[Entries with figure data]
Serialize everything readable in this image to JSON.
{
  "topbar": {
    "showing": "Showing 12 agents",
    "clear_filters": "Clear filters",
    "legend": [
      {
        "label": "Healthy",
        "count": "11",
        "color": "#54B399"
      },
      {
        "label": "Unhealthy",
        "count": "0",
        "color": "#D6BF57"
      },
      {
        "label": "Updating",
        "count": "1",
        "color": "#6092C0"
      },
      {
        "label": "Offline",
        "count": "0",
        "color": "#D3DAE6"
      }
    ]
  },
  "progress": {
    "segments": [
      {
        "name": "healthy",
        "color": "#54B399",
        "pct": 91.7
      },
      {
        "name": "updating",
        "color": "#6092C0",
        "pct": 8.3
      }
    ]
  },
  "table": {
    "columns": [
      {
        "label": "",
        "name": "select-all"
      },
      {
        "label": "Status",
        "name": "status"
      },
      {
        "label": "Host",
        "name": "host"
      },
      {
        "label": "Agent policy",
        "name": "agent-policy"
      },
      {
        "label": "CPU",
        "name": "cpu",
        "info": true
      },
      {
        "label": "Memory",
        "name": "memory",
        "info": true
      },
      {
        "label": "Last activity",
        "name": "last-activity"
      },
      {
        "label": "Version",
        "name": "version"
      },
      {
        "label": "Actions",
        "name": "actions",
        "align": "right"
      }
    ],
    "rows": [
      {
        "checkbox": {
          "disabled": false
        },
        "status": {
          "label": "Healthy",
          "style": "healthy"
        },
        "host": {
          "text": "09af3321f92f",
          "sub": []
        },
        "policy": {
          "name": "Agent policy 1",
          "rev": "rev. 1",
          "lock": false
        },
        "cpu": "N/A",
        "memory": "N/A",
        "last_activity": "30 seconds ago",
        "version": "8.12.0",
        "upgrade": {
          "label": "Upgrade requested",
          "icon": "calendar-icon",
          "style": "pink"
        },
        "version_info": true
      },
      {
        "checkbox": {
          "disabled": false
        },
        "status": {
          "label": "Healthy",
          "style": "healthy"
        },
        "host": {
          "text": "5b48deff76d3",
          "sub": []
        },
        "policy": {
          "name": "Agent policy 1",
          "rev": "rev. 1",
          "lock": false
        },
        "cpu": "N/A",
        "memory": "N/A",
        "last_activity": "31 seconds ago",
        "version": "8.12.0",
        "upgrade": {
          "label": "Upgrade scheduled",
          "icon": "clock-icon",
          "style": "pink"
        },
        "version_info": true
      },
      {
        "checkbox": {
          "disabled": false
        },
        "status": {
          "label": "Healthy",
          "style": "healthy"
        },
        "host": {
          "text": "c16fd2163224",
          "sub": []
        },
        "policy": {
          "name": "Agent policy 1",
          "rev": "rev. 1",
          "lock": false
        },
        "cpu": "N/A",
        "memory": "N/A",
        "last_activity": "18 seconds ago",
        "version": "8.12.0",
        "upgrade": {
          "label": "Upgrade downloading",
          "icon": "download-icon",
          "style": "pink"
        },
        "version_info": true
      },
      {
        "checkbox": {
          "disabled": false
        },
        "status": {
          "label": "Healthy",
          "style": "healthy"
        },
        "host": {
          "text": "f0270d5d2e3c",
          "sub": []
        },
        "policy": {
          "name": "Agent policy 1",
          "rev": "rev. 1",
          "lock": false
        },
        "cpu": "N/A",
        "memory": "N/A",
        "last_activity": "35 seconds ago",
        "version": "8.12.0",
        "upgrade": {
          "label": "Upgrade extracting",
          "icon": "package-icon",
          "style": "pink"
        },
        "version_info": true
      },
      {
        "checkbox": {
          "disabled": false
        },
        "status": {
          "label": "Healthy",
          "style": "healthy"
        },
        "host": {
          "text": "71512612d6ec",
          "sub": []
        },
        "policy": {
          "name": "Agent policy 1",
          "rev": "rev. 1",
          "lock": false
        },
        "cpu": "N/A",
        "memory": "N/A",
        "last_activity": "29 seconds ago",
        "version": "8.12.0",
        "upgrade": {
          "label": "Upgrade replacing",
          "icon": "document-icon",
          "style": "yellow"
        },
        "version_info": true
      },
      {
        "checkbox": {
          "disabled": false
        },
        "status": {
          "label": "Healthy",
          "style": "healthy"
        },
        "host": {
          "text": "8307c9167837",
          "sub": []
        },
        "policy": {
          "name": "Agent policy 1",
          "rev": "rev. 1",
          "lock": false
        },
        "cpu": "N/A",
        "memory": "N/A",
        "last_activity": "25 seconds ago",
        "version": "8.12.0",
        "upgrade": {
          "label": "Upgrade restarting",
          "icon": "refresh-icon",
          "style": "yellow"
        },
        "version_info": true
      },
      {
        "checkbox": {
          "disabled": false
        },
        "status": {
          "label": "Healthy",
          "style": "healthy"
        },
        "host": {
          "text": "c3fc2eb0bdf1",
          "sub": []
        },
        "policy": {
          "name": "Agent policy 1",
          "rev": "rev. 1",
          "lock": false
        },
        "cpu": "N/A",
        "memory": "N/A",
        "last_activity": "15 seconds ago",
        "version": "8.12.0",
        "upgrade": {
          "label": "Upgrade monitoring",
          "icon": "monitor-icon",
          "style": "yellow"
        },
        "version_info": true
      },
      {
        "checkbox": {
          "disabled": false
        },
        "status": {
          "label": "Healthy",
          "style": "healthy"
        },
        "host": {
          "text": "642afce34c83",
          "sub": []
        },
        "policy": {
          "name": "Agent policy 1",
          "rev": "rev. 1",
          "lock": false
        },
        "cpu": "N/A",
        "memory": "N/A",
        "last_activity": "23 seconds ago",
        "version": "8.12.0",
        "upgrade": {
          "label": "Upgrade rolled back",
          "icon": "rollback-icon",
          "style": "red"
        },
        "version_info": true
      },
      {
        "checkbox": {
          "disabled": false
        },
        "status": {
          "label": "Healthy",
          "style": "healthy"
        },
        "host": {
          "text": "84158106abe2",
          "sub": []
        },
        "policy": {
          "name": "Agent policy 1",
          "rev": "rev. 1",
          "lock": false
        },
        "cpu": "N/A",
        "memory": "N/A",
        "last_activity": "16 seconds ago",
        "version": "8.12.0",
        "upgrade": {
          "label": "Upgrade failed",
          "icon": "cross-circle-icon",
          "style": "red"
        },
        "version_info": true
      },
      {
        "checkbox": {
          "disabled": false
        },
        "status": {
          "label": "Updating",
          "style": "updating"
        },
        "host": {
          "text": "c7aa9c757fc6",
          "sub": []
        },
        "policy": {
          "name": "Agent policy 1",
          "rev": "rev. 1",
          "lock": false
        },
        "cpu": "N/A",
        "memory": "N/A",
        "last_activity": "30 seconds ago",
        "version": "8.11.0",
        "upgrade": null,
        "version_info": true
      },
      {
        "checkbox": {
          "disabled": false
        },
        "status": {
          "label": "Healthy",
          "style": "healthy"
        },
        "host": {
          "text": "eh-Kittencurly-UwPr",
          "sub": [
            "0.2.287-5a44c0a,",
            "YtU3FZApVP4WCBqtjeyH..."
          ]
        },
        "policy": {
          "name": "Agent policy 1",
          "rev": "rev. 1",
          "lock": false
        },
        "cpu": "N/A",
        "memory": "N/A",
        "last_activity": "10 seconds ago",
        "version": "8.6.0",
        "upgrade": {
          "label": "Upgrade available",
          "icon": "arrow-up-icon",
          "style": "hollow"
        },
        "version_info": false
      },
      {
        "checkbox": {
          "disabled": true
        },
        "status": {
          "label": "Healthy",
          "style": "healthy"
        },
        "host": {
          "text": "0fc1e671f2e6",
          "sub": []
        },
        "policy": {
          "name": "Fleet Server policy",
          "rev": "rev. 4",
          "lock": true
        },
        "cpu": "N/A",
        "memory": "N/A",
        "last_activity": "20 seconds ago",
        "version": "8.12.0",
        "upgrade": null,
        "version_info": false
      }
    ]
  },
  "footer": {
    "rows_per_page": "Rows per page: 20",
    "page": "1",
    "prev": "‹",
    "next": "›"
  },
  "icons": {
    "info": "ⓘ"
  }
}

INSTRUCTIONS FOR THE TASK —
Count the lines of the material that include the word "text", then report only the total.

FULL SOLUTION —
12